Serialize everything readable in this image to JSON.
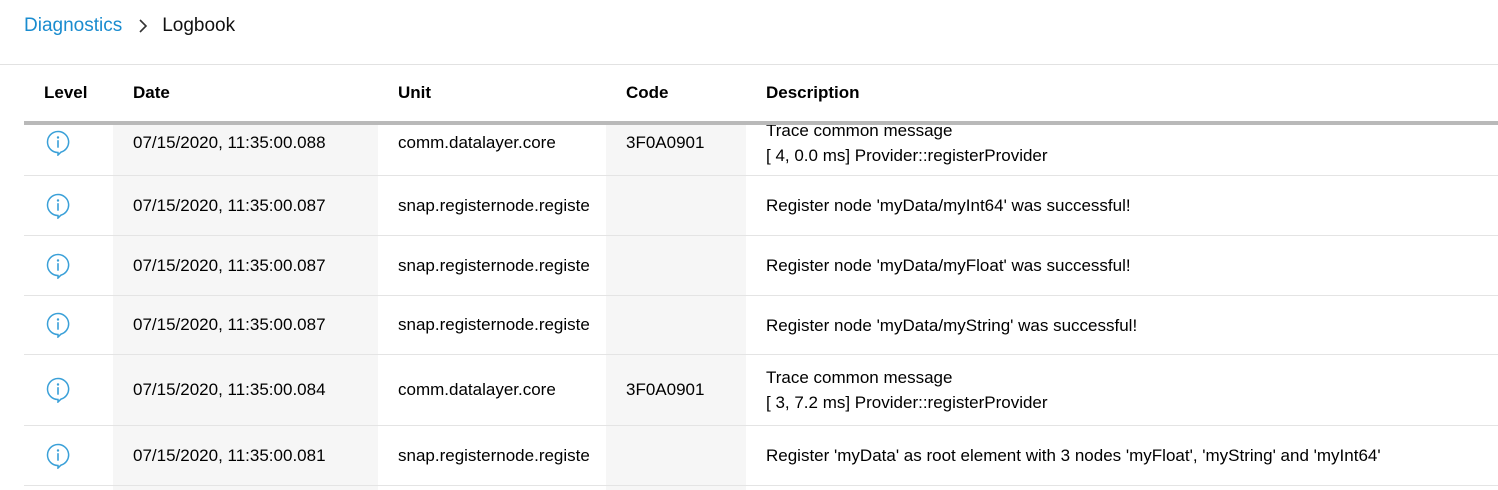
{
  "breadcrumb": {
    "parent": "Diagnostics",
    "current": "Logbook"
  },
  "table": {
    "headers": {
      "level": "Level",
      "date": "Date",
      "unit": "Unit",
      "code": "Code",
      "description": "Description"
    },
    "rows": [
      {
        "level_icon": "info-icon",
        "date": "07/15/2020, 11:35:00.088",
        "unit": "comm.datalayer.core",
        "code": "3F0A0901",
        "description_line1": "Trace common message",
        "description_line2": "[ 4, 0.0 ms] Provider::registerProvider"
      },
      {
        "level_icon": "info-icon",
        "date": "07/15/2020, 11:35:00.087",
        "unit": "snap.registernode.registe",
        "code": "",
        "description_line1": "Register node 'myData/myInt64' was successful!",
        "description_line2": ""
      },
      {
        "level_icon": "info-icon",
        "date": "07/15/2020, 11:35:00.087",
        "unit": "snap.registernode.registe",
        "code": "",
        "description_line1": "Register node 'myData/myFloat' was successful!",
        "description_line2": ""
      },
      {
        "level_icon": "info-icon",
        "date": "07/15/2020, 11:35:00.087",
        "unit": "snap.registernode.registe",
        "code": "",
        "description_line1": "Register node 'myData/myString' was successful!",
        "description_line2": ""
      },
      {
        "level_icon": "info-icon",
        "date": "07/15/2020, 11:35:00.084",
        "unit": "comm.datalayer.core",
        "code": "3F0A0901",
        "description_line1": "Trace common message",
        "description_line2": "[ 3, 7.2 ms] Provider::registerProvider"
      },
      {
        "level_icon": "info-icon",
        "date": "07/15/2020, 11:35:00.081",
        "unit": "snap.registernode.registe",
        "code": "",
        "description_line1": "Register 'myData' as root element with 3 nodes 'myFloat', 'myString' and 'myInt64'",
        "description_line2": ""
      }
    ]
  },
  "colors": {
    "link": "#1a8ccf",
    "info_icon": "#3aa0d8",
    "alt_column": "#f6f6f6"
  }
}
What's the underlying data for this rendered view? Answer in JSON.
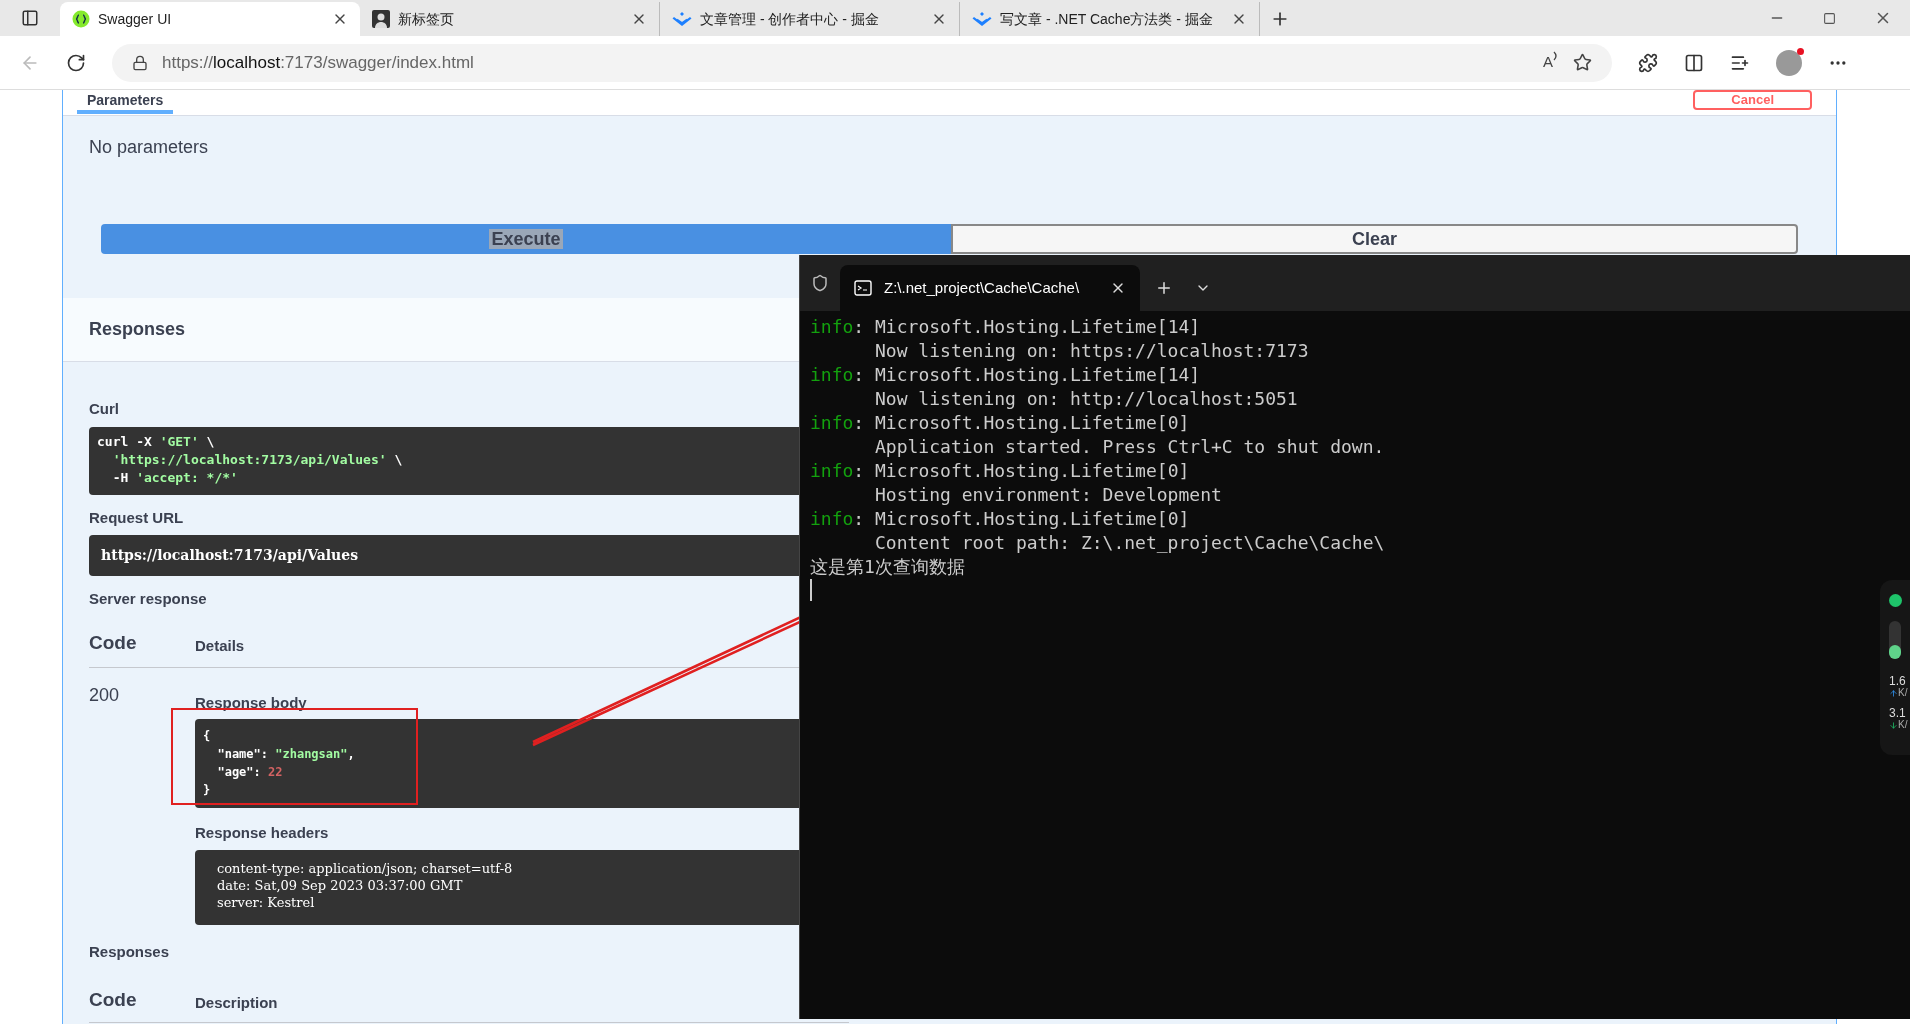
{
  "browser": {
    "tabs": [
      {
        "title": "Swagger UI",
        "selected": true,
        "kind": "swagger"
      },
      {
        "title": "新标签页",
        "selected": false,
        "kind": "newtab"
      },
      {
        "title": "文章管理 - 创作者中心 - 掘金",
        "selected": false,
        "kind": "juejin"
      },
      {
        "title": "写文章 - .NET Cache方法类 - 掘金",
        "selected": false,
        "kind": "juejin"
      }
    ],
    "read_aloud": "A",
    "url_prefix": "https://",
    "url_host": "localhost",
    "url_rest": ":7173/swagger/index.html"
  },
  "swagger": {
    "parameters_tab": "Parameters",
    "cancel": "Cancel",
    "no_parameters": "No parameters",
    "execute": "Execute",
    "clear": "Clear",
    "responses_title": "Responses",
    "curl_label": "Curl",
    "curl": [
      [
        {
          "kind": "plain",
          "text": "curl -X "
        },
        {
          "kind": "string",
          "text": "'GET'"
        },
        {
          "kind": "plain",
          "text": " \\"
        }
      ],
      [
        {
          "kind": "string",
          "text": "  'https://localhost:7173/api/Values'"
        },
        {
          "kind": "plain",
          "text": " \\"
        }
      ],
      [
        {
          "kind": "plain",
          "text": "  -H "
        },
        {
          "kind": "string",
          "text": "'accept: */*'"
        }
      ]
    ],
    "request_url_label": "Request URL",
    "request_url": "https://localhost:7173/api/Values",
    "server_response_label": "Server response",
    "code_heading": "Code",
    "details_heading": "Details",
    "status_code": "200",
    "response_body_label": "Response body",
    "body": [
      [
        {
          "kind": "plain",
          "text": "{"
        }
      ],
      [
        {
          "kind": "plain",
          "text": "  \"name\": "
        },
        {
          "kind": "string",
          "text": "\"zhangsan\""
        },
        {
          "kind": "plain",
          "text": ","
        }
      ],
      [
        {
          "kind": "plain",
          "text": "  \"age\": "
        },
        {
          "kind": "number",
          "text": "22"
        }
      ],
      [
        {
          "kind": "plain",
          "text": "}"
        }
      ]
    ],
    "response_headers_label": "Response headers",
    "headers": [
      "content-type: application/json; charset=utf-8",
      "date: Sat,09 Sep 2023 03:37:00 GMT",
      "server: Kestrel"
    ],
    "responses_label": "Responses",
    "code_heading_2": "Code",
    "description_heading": "Description"
  },
  "terminal": {
    "tab_title": "Z:\\.net_project\\Cache\\Cache\\",
    "lines": [
      {
        "kind": "info",
        "prefix": "info",
        "text": ": Microsoft.Hosting.Lifetime[14]"
      },
      {
        "kind": "plain",
        "text": "      Now listening on: https://localhost:7173"
      },
      {
        "kind": "info",
        "prefix": "info",
        "text": ": Microsoft.Hosting.Lifetime[14]"
      },
      {
        "kind": "plain",
        "text": "      Now listening on: http://localhost:5051"
      },
      {
        "kind": "info",
        "prefix": "info",
        "text": ": Microsoft.Hosting.Lifetime[0]"
      },
      {
        "kind": "plain",
        "text": "      Application started. Press Ctrl+C to shut down."
      },
      {
        "kind": "info",
        "prefix": "info",
        "text": ": Microsoft.Hosting.Lifetime[0]"
      },
      {
        "kind": "plain",
        "text": "      Hosting environment: Development"
      },
      {
        "kind": "info",
        "prefix": "info",
        "text": ": Microsoft.Hosting.Lifetime[0]"
      },
      {
        "kind": "plain",
        "text": "      Content root path: Z:\\.net_project\\Cache\\Cache\\"
      },
      {
        "kind": "plain",
        "text": "这是第1次查询数据"
      }
    ]
  },
  "net_widget": {
    "upload": "1.6",
    "upload_unit": "K/",
    "download": "3.1",
    "download_unit": "K/"
  }
}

_AIM OF THE EXERCISE_
Every line above should be returned word for word, with the pictures left behind.

_FINISHED EXERCISE_
Serialize everything readable in this image to JSON.
{
  "breadcrumb": {
    "parent": "Diagnostics",
    "current": "Logbook"
  },
  "table": {
    "headers": {
      "level": "Level",
      "date": "Date",
      "unit": "Unit",
      "code": "Code",
      "description": "Description"
    },
    "rows": [
      {
        "level_icon": "info-icon",
        "date": "07/15/2020, 11:35:00.088",
        "unit": "comm.datalayer.core",
        "code": "3F0A0901",
        "description_line1": "Trace common message",
        "description_line2": "[ 4, 0.0 ms] Provider::registerProvider"
      },
      {
        "level_icon": "info-icon",
        "date": "07/15/2020, 11:35:00.087",
        "unit": "snap.registernode.registe",
        "code": "",
        "description_line1": "Register node 'myData/myInt64' was successful!",
        "description_line2": ""
      },
      {
        "level_icon": "info-icon",
        "date": "07/15/2020, 11:35:00.087",
        "unit": "snap.registernode.registe",
        "code": "",
        "description_line1": "Register node 'myData/myFloat' was successful!",
        "description_line2": ""
      },
      {
        "level_icon": "info-icon",
        "date": "07/15/2020, 11:35:00.087",
        "unit": "snap.registernode.registe",
        "code": "",
        "description_line1": "Register node 'myData/myString' was successful!",
        "description_line2": ""
      },
      {
        "level_icon": "info-icon",
        "date": "07/15/2020, 11:35:00.084",
        "unit": "comm.datalayer.core",
        "code": "3F0A0901",
        "description_line1": "Trace common message",
        "description_line2": "[ 3, 7.2 ms] Provider::registerProvider"
      },
      {
        "level_icon": "info-icon",
        "date": "07/15/2020, 11:35:00.081",
        "unit": "snap.registernode.registe",
        "code": "",
        "description_line1": "Register 'myData' as root element with 3 nodes 'myFloat', 'myString' and 'myInt64'",
        "description_line2": ""
      }
    ]
  },
  "colors": {
    "link": "#1a8ccf",
    "info_icon": "#3aa0d8",
    "alt_column": "#f6f6f6"
  }
}
What's the underlying data for this rendered view? Answer in JSON.
{
  "browser": {
    "tabs": [
      {
        "title": "Swagger UI",
        "selected": true,
        "kind": "swagger"
      },
      {
        "title": "新标签页",
        "selected": false,
        "kind": "newtab"
      },
      {
        "title": "文章管理 - 创作者中心 - 掘金",
        "selected": false,
        "kind": "juejin"
      },
      {
        "title": "写文章 - .NET Cache方法类 - 掘金",
        "selected": false,
        "kind": "juejin"
      }
    ],
    "read_aloud": "A",
    "url_prefix": "https://",
    "url_host": "localhost",
    "url_rest": ":7173/swagger/index.html"
  },
  "swagger": {
    "parameters_tab": "Parameters",
    "cancel": "Cancel",
    "no_parameters": "No parameters",
    "execute": "Execute",
    "clear": "Clear",
    "responses_title": "Responses",
    "curl_label": "Curl",
    "curl": [
      [
        {
          "kind": "plain",
          "text": "curl -X "
        },
        {
          "kind": "string",
          "text": "'GET'"
        },
        {
          "kind": "plain",
          "text": " \\"
        }
      ],
      [
        {
          "kind": "string",
          "text": "  'https://localhost:7173/api/Values'"
        },
        {
          "kind": "plain",
          "text": " \\"
        }
      ],
      [
        {
          "kind": "plain",
          "text": "  -H "
        },
        {
          "kind": "string",
          "text": "'accept: */*'"
        }
      ]
    ],
    "request_url_label": "Request URL",
    "request_url": "https://localhost:7173/api/Values",
    "server_response_label": "Server response",
    "code_heading": "Code",
    "details_heading": "Details",
    "status_code": "200",
    "response_body_label": "Response body",
    "body": [
      [
        {
          "kind": "plain",
          "text": "{"
        }
      ],
      [
        {
          "kind": "plain",
          "text": "  \"name\": "
        },
        {
          "kind": "string",
          "text": "\"zhangsan\""
        },
        {
          "kind": "plain",
          "text": ","
        }
      ],
      [
        {
          "kind": "plain",
          "text": "  \"age\": "
        },
        {
          "kind": "number",
          "text": "22"
        }
      ],
      [
        {
          "kind": "plain",
          "text": "}"
        }
      ]
    ],
    "response_headers_label": "Response headers",
    "headers": [
      "content-type: application/json; charset=utf-8",
      "date: Sat,09 Sep 2023 03:37:00 GMT",
      "server: Kestrel"
    ],
    "responses_label": "Responses",
    "code_heading_2": "Code",
    "description_heading": "Description"
  },
  "terminal": {
    "tab_title": "Z:\\.net_project\\Cache\\Cache\\",
    "lines": [
      {
        "kind": "info",
        "prefix": "info",
        "text": ": Microsoft.Hosting.Lifetime[14]"
      },
      {
        "kind": "plain",
        "text": "      Now listening on: https://localhost:7173"
      },
      {
        "kind": "info",
        "prefix": "info",
        "text": ": Microsoft.Hosting.Lifetime[14]"
      },
      {
        "kind": "plain",
        "text": "      Now listening on: http://localhost:5051"
      },
      {
        "kind": "info",
        "prefix": "info",
        "text": ": Microsoft.Hosting.Lifetime[0]"
      },
      {
        "kind": "plain",
        "text": "      Application started. Press Ctrl+C to shut down."
      },
      {
        "kind": "info",
        "prefix": "info",
        "text": ": Microsoft.Hosting.Lifetime[0]"
      },
      {
        "kind": "plain",
        "text": "      Hosting environment: Development"
      },
      {
        "kind": "info",
        "prefix": "info",
        "text": ": Microsoft.Hosting.Lifetime[0]"
      },
      {
        "kind": "plain",
        "text": "      Content root path: Z:\\.net_project\\Cache\\Cache\\"
      },
      {
        "kind": "plain",
        "text": "这是第1次查询数据"
      }
    ]
  },
  "net_widget": {
    "upload": "1.6",
    "upload_unit": "K/",
    "download": "3.1",
    "download_unit": "K/"
  }
}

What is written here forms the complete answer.